- [Exercise directions]
Copy all lines holding the word "icon" from the entries.

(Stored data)
○ ○ ○ ○

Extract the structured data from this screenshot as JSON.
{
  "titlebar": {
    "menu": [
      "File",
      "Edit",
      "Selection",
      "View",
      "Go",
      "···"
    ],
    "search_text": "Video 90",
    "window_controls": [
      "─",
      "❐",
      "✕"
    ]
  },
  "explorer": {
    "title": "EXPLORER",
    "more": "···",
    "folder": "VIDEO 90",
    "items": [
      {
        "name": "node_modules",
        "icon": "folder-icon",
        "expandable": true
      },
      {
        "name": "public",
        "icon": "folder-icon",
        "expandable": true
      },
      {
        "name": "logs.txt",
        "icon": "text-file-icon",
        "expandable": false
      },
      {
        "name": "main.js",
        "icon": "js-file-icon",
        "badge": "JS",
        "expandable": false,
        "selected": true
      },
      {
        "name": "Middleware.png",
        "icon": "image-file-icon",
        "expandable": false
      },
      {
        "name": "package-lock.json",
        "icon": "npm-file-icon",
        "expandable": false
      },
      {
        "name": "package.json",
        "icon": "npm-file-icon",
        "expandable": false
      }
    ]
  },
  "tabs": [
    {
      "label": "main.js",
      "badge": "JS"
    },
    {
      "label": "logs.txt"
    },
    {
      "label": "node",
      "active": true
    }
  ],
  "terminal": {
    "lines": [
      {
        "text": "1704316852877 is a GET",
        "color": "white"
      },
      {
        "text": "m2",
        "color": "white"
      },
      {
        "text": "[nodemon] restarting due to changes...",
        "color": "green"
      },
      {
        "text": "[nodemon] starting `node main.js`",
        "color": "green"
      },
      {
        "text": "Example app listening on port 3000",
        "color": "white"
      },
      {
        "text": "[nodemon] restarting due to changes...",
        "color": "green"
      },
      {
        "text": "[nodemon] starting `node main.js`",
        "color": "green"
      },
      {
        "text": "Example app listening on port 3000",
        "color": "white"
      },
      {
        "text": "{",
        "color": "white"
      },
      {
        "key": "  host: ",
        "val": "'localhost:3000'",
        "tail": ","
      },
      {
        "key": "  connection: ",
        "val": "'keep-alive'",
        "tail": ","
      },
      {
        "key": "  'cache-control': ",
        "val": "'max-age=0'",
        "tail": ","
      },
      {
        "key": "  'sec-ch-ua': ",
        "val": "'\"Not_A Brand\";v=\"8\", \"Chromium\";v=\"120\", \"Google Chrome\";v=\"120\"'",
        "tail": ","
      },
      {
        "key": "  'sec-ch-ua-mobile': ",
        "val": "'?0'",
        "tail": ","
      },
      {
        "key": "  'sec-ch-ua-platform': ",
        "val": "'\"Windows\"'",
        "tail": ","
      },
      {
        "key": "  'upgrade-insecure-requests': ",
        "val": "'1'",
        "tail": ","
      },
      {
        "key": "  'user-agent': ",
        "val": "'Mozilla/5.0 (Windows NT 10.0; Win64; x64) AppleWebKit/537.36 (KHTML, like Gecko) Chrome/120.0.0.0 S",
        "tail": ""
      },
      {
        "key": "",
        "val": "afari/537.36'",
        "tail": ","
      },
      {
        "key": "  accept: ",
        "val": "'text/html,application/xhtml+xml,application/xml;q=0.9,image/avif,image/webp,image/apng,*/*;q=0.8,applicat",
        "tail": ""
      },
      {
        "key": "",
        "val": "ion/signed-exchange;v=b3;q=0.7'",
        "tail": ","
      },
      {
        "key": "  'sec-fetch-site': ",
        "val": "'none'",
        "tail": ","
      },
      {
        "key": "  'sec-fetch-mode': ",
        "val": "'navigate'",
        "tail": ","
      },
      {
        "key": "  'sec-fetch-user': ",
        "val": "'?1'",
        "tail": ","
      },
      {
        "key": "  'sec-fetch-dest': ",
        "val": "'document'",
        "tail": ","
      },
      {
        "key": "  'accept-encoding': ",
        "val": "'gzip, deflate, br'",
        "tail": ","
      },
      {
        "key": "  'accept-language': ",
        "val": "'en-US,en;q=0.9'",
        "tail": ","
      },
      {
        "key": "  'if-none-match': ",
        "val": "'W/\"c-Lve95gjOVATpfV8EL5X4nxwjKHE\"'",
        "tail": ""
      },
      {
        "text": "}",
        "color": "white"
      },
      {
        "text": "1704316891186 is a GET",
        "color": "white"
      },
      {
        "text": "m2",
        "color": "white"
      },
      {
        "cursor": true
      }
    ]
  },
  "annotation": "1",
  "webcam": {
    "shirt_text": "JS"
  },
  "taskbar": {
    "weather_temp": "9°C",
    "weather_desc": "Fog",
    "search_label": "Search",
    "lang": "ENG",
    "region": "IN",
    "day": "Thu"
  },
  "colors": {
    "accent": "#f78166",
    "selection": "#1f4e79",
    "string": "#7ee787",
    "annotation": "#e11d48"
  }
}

○ ○ ○ ○

- [Reply]
        "icon": "folder-icon",
        "icon": "folder-icon",
        "icon": "text-file-icon",
        "icon": "js-file-icon",
        "icon": "image-file-icon",
        "icon": "npm-file-icon",
        "icon": "npm-file-icon",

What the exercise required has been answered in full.